Novels about Iceland
From Wikipedia, the free encyclopedia
Iceland has been mentioned in many foreign books and novels. Both as the main area of interest and as a side show. Here on this page you can find references to the novels and books that mention Iceland in one way or the other.
[edit] Origin
Iceland, officially the Republic of Iceland (Icelandic: Ísland or Lýðveldið Ísland; IPA: [ˈliðvɛltɪð ˈislant]) is a country of northwestern Europe, comprising the island of Iceland and its outlying islets in the North Atlantic Ocean between Greenland, Norway, the British Isles, and the Faroe Islands. [2] As of December 2006, it had a population of 307.672. Its capital and largest city is Reykjavík.
Iceland has a history of habitation since about the year 874 when, according to Landnámabók, the Norwegian chieftain Ingólfur Arnarson became the first permanent Norwegian settler on the island. Others had visited the island earlier and stayed over winter. Over the next centuries, people of Nordic and Gaelic origin settled in Iceland. Until the 20th century, the Icelandic population relied on fisheries and agriculture, and was from 1262 to 1944 a part of the Norwegian and later the Danish monarchies.
Today, Iceland is a highly developed country, the world's fifth and second in terms of gross domestic product (GDP) per capita and human development respectively. Iceland is a member of the UN, NATO, EEA, and OECD.

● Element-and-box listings
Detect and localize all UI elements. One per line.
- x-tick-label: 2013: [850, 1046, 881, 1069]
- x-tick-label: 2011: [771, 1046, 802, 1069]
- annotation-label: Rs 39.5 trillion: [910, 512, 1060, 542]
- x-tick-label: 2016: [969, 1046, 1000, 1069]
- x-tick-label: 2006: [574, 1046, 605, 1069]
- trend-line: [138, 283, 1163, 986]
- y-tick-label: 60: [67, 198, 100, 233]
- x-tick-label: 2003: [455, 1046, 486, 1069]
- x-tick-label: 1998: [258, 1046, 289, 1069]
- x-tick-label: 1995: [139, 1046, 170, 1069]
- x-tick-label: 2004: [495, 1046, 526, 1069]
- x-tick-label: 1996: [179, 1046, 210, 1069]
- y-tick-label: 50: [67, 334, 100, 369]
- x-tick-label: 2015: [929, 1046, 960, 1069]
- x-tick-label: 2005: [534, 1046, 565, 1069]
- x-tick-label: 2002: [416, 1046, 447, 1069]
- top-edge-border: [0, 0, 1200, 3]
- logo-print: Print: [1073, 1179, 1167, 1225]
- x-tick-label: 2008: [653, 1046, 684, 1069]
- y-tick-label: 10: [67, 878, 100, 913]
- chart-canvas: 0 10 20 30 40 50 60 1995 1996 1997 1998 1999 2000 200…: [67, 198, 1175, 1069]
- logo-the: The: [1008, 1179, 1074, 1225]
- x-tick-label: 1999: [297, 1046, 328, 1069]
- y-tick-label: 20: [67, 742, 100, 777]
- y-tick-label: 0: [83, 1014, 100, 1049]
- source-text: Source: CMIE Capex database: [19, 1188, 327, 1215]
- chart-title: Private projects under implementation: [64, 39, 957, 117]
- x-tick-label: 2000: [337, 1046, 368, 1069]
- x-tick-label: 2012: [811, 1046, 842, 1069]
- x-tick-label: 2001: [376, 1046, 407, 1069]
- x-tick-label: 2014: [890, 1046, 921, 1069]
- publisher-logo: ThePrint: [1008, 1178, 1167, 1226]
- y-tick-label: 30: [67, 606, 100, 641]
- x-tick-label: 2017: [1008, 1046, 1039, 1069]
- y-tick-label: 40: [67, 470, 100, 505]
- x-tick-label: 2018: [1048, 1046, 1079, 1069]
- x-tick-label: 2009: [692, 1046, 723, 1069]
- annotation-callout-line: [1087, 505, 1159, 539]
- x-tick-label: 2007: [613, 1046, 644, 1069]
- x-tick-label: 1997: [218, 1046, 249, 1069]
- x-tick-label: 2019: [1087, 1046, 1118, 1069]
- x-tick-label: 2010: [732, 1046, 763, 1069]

● Requests
#1 Do these statements agree with the Iceland article? For each, answer yes or no and quote the words that settle it. (a) Reykjavík is Iceland's capital and largest city. (b) Ingólfur Arnarson was a Danish chieftain. (c) Iceland belongs to NATO.
#2 According to the Iceland article, what did the Icelandic population rely on until the 20th century?

● Answers to the problems
#1
(a) Yes: "Its capital and largest city is Reykjavík."
(b) No: "the Norwegian chieftain Ingólfur Arnarson"
(c) Yes: "Iceland is a member of the UN, NATO, EEA, and OECD."

#2 Fisheries and agriculture.